■ Directive ■
Can you output the material exactly as written, minus any pictures it holds?

>>

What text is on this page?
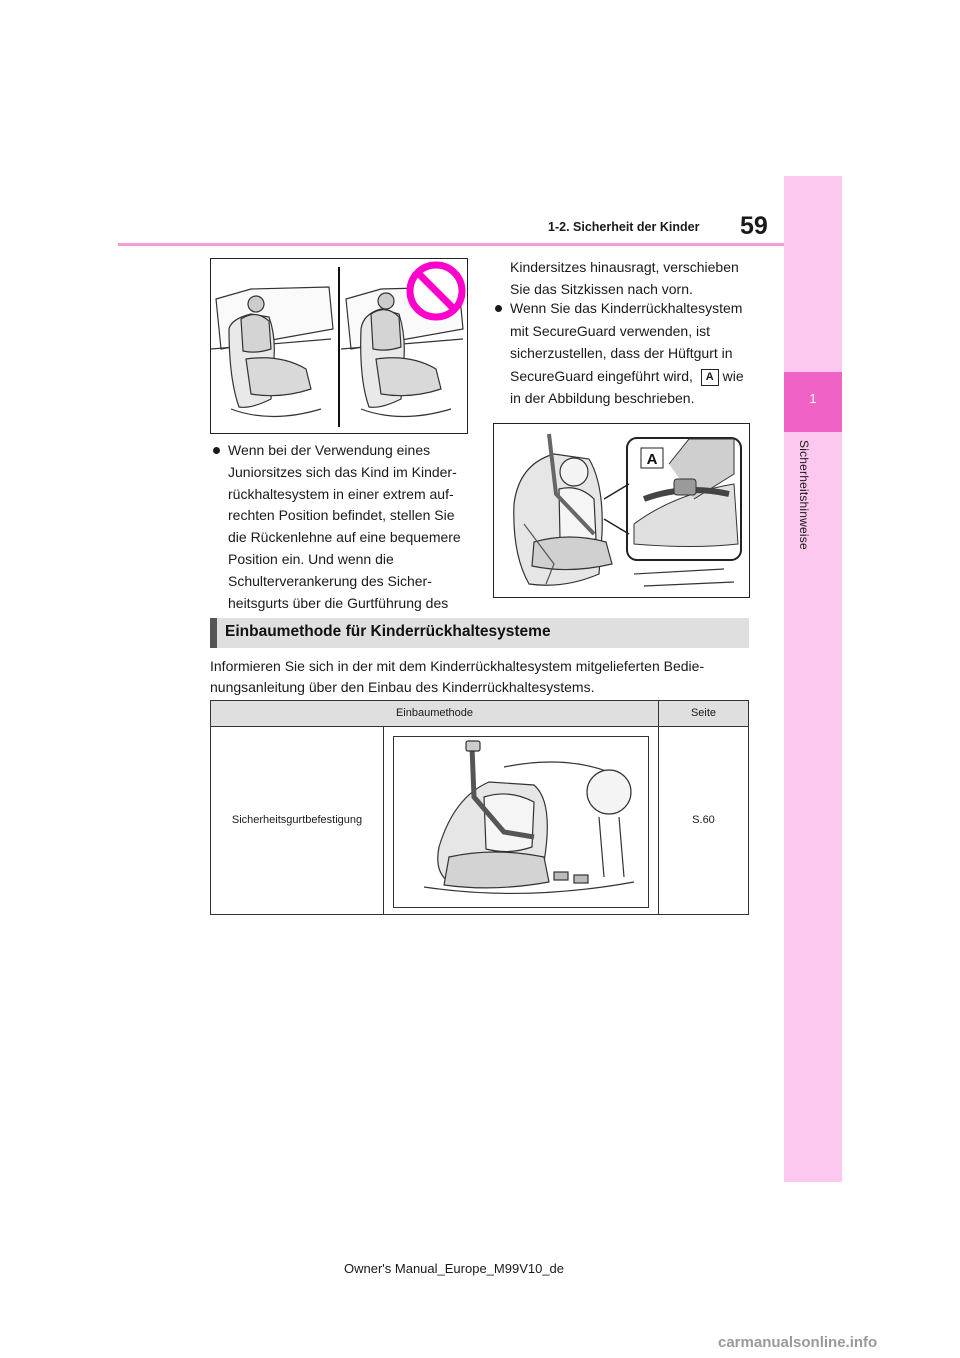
59
1-2. Sicherheit der Kinder
1
Sicherheitshinweise
Wenn bei der Verwendung eines Juniorsitzes sich das Kind im Kinderrückhaltesystem in einer extrem aufrechten Position befindet, stellen Sie die Rückenlehne auf eine bequemere Position ein. Und wenn die Schulterverankerung des Sicherheitsgurts über die Gurtführung des
Kindersitzes hinausragt, verschieben Sie das Sitzkissen nach vorn.
Wenn Sie das Kinderrückhaltesystem mit SecureGuard verwenden, ist sicherzustellen, dass der Hüftgurt in SecureGuard eingeführt wird, A wie in der Abbildung beschrieben.
A
Einbaumethode für Kinderrückhaltesysteme
Informieren Sie sich in der mit dem Kinderrückhaltesystem mitgelieferten Bedienungsanleitung über den Einbau des Kinderrückhaltesystems.
Einbaumethode	Seite
Sicherheitsgurtbefestigung	S.60
Owner's Manual_Europe_M99V10_de
carmanualsonline.info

<<

■ Answer ■
What text is on this page?
59
1-2. Sicherheit der Kinder
1
Sicherheitshinweise
Wenn bei der Verwendung eines Juniorsitzes sich das Kind im Kinderrückhaltesystem in einer extrem aufrechten Position befindet, stellen Sie die Rückenlehne auf eine bequemere Position ein. Und wenn die Schulterverankerung des Sicherheitsgurts über die Gurtführung des
Kindersitzes hinausragt, verschieben Sie das Sitzkissen nach vorn.
Wenn Sie das Kinderrückhaltesystem mit SecureGuard verwenden, ist sicherzustellen, dass der Hüftgurt in SecureGuard eingeführt wird, A wie in der Abbildung beschrieben.
A
Einbaumethode für Kinderrückhaltesysteme
Informieren Sie sich in der mit dem Kinderrückhaltesystem mitgelieferten Bedienungsanleitung über den Einbau des Kinderrückhaltesystems.
Einbaumethode	Seite
Sicherheitsgurtbefestigung	S.60
Owner's Manual_Europe_M99V10_de
carmanualsonline.info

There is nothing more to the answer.